■ Passage for review
The reasons why we think that nonviolent resistance is a more effective form of struggle in many contexts is because first of all, far more people are willing to engage in nonviolent resistance than are willing to engage in armed insurrection. That allows these movements to really pull out the different dissident capacity of a country: men, women, children, youth, elderly, people with disabilities. People who ordinarily wouldn't volunteer to join an armed insurrection on their own accord might be more willing and capable of participating in methods that are not asking them to use offensive violence.


Erica Chenoweth: They're less fearful. Sometimes they're very afraid, but there's power in numbers, and that has a self-reinforcing effect. If you're sitting and looking out your apartment window in a very repressive country, and somebody spreads a rumor that there's going to be a major uprising downtown against the security forces, the average person, if they look out their window and don't see anybody in the streets, probably wants to stay home and hunker down.

■ Recorded information
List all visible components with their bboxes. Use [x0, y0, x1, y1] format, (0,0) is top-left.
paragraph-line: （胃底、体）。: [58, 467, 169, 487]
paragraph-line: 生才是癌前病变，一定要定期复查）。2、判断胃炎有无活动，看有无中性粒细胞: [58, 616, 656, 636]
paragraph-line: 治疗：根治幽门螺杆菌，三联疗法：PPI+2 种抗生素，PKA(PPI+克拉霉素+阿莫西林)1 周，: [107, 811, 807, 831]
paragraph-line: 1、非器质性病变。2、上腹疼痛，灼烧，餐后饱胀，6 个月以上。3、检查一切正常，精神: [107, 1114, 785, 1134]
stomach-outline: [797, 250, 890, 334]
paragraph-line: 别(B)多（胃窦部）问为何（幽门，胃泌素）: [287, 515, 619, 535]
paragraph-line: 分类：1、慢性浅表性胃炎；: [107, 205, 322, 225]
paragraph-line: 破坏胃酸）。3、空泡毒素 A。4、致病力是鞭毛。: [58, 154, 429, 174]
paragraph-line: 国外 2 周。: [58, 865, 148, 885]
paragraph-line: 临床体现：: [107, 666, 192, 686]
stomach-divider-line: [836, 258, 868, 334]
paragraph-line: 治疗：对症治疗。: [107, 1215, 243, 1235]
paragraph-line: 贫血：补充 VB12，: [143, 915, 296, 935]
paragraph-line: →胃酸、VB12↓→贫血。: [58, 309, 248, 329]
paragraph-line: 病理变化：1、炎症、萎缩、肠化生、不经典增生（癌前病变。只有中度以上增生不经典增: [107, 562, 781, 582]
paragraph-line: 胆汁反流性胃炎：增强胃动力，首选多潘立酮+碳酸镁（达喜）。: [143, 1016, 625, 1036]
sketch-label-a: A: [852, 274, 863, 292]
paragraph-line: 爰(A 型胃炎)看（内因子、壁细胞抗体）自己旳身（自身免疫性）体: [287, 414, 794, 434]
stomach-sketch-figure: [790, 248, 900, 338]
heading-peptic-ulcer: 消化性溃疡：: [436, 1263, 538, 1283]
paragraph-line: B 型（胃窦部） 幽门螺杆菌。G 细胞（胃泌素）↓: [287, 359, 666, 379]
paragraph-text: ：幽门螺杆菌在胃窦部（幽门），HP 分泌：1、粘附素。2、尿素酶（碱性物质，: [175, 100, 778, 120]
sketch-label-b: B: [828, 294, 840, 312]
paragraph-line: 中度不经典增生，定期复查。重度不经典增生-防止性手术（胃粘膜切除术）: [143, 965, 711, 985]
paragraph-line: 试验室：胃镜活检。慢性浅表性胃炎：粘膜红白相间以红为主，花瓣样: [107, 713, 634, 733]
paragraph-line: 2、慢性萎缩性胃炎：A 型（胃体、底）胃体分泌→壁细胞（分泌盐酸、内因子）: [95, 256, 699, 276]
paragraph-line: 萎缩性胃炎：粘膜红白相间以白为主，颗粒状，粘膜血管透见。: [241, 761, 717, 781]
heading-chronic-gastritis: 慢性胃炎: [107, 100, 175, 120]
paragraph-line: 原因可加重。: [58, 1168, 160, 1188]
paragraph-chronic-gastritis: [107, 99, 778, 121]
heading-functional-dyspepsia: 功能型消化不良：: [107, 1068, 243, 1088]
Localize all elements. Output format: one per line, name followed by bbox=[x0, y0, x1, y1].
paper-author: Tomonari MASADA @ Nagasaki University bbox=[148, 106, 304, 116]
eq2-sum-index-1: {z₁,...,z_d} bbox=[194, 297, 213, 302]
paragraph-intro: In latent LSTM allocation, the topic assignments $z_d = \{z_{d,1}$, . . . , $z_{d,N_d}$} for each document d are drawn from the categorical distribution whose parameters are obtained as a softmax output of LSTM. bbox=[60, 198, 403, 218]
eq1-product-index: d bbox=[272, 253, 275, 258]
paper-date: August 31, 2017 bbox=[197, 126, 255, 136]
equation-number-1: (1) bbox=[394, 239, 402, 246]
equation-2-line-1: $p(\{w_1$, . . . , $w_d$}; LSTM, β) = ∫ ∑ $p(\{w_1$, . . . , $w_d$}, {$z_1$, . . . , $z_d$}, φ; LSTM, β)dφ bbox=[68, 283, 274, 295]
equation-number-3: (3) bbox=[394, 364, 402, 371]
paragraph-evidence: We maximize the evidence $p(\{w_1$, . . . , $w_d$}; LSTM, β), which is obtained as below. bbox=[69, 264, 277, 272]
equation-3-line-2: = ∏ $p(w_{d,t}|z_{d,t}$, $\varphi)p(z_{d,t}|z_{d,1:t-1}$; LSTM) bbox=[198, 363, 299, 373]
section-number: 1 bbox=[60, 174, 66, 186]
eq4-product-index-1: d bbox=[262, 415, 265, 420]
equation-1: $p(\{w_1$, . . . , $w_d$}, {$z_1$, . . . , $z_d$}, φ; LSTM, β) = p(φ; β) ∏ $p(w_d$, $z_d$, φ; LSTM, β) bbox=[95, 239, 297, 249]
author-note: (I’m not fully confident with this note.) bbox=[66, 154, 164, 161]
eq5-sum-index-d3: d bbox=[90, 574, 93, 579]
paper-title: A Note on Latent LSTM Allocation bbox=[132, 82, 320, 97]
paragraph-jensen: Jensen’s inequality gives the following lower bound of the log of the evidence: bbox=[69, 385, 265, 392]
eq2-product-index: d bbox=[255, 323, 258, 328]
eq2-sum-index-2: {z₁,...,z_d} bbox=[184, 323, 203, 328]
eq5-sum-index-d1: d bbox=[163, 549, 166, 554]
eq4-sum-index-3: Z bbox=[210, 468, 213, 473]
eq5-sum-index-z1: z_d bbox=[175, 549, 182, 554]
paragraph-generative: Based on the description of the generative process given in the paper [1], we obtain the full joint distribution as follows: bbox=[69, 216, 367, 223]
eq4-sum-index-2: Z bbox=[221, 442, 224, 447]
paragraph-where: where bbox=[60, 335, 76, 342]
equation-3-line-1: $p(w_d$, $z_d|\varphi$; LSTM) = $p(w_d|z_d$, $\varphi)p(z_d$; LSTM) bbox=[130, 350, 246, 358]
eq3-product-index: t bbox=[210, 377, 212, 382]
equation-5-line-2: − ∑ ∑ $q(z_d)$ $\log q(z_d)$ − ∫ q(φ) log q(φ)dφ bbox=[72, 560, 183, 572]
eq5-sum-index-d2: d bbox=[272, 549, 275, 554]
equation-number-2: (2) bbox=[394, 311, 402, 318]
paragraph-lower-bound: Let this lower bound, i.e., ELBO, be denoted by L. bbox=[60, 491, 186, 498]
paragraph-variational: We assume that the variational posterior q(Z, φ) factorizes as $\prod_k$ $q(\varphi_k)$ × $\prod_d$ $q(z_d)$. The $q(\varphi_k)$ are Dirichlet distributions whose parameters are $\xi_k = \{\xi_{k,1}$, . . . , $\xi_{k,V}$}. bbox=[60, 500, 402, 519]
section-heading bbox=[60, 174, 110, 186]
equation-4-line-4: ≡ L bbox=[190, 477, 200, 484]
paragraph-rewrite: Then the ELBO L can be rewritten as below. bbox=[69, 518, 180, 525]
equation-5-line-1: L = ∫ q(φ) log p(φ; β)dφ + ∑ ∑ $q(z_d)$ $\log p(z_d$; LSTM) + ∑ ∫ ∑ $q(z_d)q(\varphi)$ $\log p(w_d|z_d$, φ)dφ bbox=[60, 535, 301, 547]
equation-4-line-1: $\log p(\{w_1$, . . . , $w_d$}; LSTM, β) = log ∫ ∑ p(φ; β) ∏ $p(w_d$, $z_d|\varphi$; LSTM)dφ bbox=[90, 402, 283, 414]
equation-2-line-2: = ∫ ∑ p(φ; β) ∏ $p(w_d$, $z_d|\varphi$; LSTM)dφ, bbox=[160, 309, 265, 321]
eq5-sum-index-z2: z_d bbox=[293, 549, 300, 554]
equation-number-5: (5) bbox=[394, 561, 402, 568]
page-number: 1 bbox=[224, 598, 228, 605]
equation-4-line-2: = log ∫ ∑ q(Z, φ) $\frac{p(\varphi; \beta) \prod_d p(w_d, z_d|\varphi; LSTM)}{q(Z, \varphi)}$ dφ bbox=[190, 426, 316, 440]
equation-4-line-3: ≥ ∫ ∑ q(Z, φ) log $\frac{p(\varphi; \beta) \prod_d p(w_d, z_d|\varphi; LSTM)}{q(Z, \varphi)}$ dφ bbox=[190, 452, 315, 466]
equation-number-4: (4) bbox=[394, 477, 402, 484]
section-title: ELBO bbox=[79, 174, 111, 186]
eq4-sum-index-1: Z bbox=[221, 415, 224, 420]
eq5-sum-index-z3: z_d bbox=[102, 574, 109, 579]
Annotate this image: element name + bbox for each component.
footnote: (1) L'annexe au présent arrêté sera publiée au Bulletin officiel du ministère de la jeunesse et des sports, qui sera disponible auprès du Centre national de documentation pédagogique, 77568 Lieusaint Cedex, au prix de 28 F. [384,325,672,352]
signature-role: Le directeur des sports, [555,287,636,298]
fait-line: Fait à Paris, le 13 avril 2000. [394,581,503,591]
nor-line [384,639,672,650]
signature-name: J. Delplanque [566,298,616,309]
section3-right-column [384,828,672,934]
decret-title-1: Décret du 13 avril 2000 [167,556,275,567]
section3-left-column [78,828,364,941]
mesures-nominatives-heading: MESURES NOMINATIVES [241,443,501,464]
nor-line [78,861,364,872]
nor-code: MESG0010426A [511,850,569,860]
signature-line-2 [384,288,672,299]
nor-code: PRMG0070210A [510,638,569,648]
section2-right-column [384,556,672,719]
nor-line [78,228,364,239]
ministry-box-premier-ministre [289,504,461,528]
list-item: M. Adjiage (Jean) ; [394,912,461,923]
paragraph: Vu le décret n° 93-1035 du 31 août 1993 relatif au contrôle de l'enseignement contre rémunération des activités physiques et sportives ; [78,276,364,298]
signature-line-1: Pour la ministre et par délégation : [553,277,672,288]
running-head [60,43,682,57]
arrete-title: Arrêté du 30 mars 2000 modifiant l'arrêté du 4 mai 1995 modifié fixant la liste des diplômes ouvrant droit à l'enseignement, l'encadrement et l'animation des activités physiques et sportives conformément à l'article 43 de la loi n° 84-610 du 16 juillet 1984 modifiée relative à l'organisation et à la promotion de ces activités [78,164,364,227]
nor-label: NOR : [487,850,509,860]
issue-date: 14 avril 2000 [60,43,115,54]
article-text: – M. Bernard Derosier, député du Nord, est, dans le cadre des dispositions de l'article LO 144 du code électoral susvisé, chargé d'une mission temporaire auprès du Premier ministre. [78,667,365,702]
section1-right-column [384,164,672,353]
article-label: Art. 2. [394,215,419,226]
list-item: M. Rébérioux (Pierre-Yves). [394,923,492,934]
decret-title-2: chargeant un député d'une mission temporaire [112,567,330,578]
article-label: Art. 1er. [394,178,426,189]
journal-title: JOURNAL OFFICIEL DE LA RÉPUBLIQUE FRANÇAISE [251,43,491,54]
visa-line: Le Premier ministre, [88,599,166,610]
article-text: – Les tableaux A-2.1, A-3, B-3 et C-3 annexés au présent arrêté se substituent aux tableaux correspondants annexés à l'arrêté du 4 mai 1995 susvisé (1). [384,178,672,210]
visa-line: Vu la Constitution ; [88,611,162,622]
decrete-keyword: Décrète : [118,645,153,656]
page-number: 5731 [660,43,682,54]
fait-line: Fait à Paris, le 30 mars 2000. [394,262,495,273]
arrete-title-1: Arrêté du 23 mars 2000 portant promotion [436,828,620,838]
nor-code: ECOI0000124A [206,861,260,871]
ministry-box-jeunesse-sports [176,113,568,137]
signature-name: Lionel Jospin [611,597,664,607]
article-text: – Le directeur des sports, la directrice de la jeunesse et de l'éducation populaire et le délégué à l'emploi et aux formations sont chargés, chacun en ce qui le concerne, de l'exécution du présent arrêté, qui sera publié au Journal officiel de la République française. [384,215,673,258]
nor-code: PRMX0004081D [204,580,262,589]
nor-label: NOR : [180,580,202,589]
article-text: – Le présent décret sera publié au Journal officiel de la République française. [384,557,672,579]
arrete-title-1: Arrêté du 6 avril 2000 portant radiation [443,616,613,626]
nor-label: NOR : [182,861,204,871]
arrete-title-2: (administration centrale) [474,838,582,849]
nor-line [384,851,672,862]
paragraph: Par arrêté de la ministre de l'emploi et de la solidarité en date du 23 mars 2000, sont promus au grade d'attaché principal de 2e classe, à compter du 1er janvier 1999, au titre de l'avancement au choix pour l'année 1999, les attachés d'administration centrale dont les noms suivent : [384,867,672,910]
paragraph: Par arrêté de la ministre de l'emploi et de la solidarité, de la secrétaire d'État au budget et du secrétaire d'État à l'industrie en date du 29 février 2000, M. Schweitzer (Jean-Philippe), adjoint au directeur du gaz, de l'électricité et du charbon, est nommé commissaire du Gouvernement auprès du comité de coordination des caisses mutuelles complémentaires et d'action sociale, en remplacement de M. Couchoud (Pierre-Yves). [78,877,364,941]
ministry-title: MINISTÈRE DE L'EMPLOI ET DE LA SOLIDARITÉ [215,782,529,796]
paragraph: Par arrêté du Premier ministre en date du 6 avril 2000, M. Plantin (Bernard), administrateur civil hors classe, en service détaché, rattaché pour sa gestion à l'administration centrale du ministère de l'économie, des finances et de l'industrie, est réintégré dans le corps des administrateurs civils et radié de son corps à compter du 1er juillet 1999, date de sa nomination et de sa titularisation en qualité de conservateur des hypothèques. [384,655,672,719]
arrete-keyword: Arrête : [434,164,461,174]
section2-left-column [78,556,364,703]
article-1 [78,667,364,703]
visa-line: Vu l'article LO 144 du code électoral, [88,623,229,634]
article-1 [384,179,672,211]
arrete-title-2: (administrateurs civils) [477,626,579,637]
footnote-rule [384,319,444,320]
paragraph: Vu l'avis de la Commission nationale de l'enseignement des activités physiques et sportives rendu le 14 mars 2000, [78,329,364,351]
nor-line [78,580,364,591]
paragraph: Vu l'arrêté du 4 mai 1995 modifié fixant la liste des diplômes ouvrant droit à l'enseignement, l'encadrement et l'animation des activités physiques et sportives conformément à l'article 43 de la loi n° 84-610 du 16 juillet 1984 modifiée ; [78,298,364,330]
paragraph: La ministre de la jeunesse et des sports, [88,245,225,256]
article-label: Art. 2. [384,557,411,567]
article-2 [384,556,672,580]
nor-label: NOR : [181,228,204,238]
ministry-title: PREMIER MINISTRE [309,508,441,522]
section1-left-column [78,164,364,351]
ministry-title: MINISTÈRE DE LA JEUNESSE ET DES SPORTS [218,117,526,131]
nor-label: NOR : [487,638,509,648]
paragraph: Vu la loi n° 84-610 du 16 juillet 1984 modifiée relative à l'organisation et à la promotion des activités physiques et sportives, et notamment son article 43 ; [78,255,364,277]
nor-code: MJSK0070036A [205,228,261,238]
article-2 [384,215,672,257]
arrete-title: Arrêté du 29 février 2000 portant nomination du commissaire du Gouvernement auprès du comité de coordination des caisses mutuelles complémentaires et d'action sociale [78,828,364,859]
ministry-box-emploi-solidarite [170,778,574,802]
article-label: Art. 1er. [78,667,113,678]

■ What to do
(A) Reproduce the part of the passage on nonviolent resistance that opens with the words containing "Erica Chenoweth: They're" and closes with "and hunker down.".
(B) In the passage on nonviolent resistance, what does Erica Chenoweth say the average person probably wants to do if they see nobody in the streets?
The material has no connection to the passage on nonviolent resistance.

■ Numbered responses
(A)
Erica Chenoweth: They're less fearful. Sometimes they're very afraid, but there's power in numbers, and that has a self-reinforcing effect. If you're sitting and looking out your apartment window in a very repressive country, and somebody spreads a rumor that there's going to be a major uprising downtown against the security forces, the average person, if they look out their window and don't see anybody in the streets, probably wants to stay home and hunker down.

(B) Stay home and hunker down.